▶ **TASK TO COMPLETE**
Return every line of the entries below verbatim, leaving out the pictures.

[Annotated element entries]
--- Start ---

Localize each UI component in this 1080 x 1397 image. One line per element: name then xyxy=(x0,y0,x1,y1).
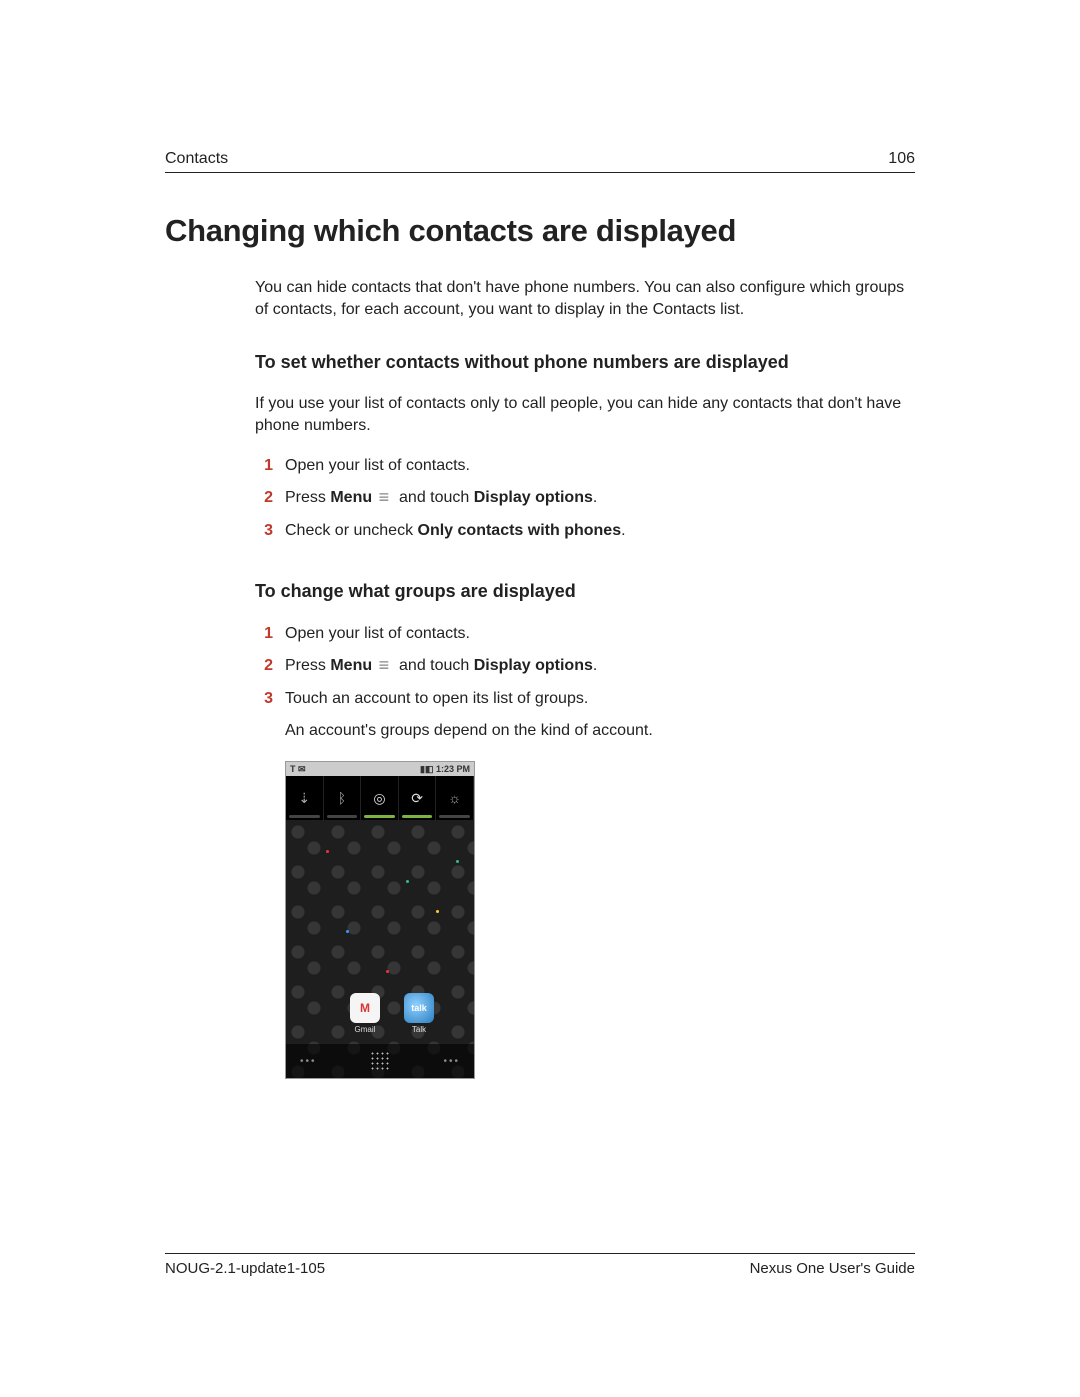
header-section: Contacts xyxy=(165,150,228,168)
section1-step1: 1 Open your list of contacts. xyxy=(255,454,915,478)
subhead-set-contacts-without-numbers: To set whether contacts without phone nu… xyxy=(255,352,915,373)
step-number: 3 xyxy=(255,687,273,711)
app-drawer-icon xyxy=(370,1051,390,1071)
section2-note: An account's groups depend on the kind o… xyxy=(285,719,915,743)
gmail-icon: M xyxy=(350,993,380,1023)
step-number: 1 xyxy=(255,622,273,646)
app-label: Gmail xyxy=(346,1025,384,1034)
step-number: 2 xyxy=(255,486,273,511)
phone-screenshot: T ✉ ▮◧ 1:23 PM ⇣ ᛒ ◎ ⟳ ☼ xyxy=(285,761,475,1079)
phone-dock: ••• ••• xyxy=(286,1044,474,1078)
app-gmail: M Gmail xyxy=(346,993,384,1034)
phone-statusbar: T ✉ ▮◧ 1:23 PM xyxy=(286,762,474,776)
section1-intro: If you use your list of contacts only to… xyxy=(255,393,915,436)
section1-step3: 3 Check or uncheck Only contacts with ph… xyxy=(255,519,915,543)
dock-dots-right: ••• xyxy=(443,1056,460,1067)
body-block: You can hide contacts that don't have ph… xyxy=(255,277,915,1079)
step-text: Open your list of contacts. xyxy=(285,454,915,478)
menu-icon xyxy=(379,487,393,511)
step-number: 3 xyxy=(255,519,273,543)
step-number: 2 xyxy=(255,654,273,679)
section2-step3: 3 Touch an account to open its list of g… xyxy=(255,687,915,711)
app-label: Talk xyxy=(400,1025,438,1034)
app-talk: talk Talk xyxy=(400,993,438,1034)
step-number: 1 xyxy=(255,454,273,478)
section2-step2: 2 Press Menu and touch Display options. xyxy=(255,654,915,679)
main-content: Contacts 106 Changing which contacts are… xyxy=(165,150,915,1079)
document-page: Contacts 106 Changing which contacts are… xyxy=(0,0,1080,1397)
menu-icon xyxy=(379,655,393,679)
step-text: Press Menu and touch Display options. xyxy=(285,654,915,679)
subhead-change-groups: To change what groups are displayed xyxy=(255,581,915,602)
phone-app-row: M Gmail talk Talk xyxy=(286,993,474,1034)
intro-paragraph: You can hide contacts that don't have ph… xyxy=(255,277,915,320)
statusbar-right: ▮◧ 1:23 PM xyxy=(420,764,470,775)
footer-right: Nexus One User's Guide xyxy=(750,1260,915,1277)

--- End ---

▶ **THE RESULT**
Localize each UI component in this 1080 x 1397 image. One line per element: name then xyxy=(x0,y0,x1,y1).
header-section: Contacts xyxy=(165,150,228,168)
section1-step1: 1 Open your list of contacts. xyxy=(255,454,915,478)
subhead-set-contacts-without-numbers: To set whether contacts without phone nu… xyxy=(255,352,915,373)
step-number: 3 xyxy=(255,687,273,711)
app-drawer-icon xyxy=(370,1051,390,1071)
section2-note: An account's groups depend on the kind o… xyxy=(285,719,915,743)
gmail-icon: M xyxy=(350,993,380,1023)
step-number: 1 xyxy=(255,622,273,646)
app-label: Gmail xyxy=(346,1025,384,1034)
step-number: 2 xyxy=(255,486,273,511)
phone-screenshot: T ✉ ▮◧ 1:23 PM ⇣ ᛒ ◎ ⟳ ☼ xyxy=(285,761,475,1079)
phone-dock: ••• ••• xyxy=(286,1044,474,1078)
app-gmail: M Gmail xyxy=(346,993,384,1034)
phone-statusbar: T ✉ ▮◧ 1:23 PM xyxy=(286,762,474,776)
section1-intro: If you use your list of contacts only to… xyxy=(255,393,915,436)
section1-step3: 3 Check or uncheck Only contacts with ph… xyxy=(255,519,915,543)
dock-dots-right: ••• xyxy=(443,1056,460,1067)
body-block: You can hide contacts that don't have ph… xyxy=(255,277,915,1079)
step-text: Open your list of contacts. xyxy=(285,454,915,478)
menu-icon xyxy=(379,487,393,511)
step-number: 3 xyxy=(255,519,273,543)
step-number: 2 xyxy=(255,654,273,679)
section2-step3: 3 Touch an account to open its list of g… xyxy=(255,687,915,711)
app-label: Talk xyxy=(400,1025,438,1034)
app-talk: talk Talk xyxy=(400,993,438,1034)
step-number: 1 xyxy=(255,454,273,478)
section2-step2: 2 Press Menu and touch Display options. xyxy=(255,654,915,679)
main-content: Contacts 106 Changing which contacts are… xyxy=(165,150,915,1079)
document-page: Contacts 106 Changing which contacts are… xyxy=(0,0,1080,1397)
menu-icon xyxy=(379,655,393,679)
step-text: Press Menu and touch Display options. xyxy=(285,654,915,679)
subhead-change-groups: To change what groups are displayed xyxy=(255,581,915,602)
phone-app-row: M Gmail talk Talk xyxy=(286,993,474,1034)
intro-paragraph: You can hide contacts that don't have ph… xyxy=(255,277,915,320)
statusbar-right: ▮◧ 1:23 PM xyxy=(420,764,470,775)
footer-right: Nexus One User's Guide xyxy=(750,1260,915,1277)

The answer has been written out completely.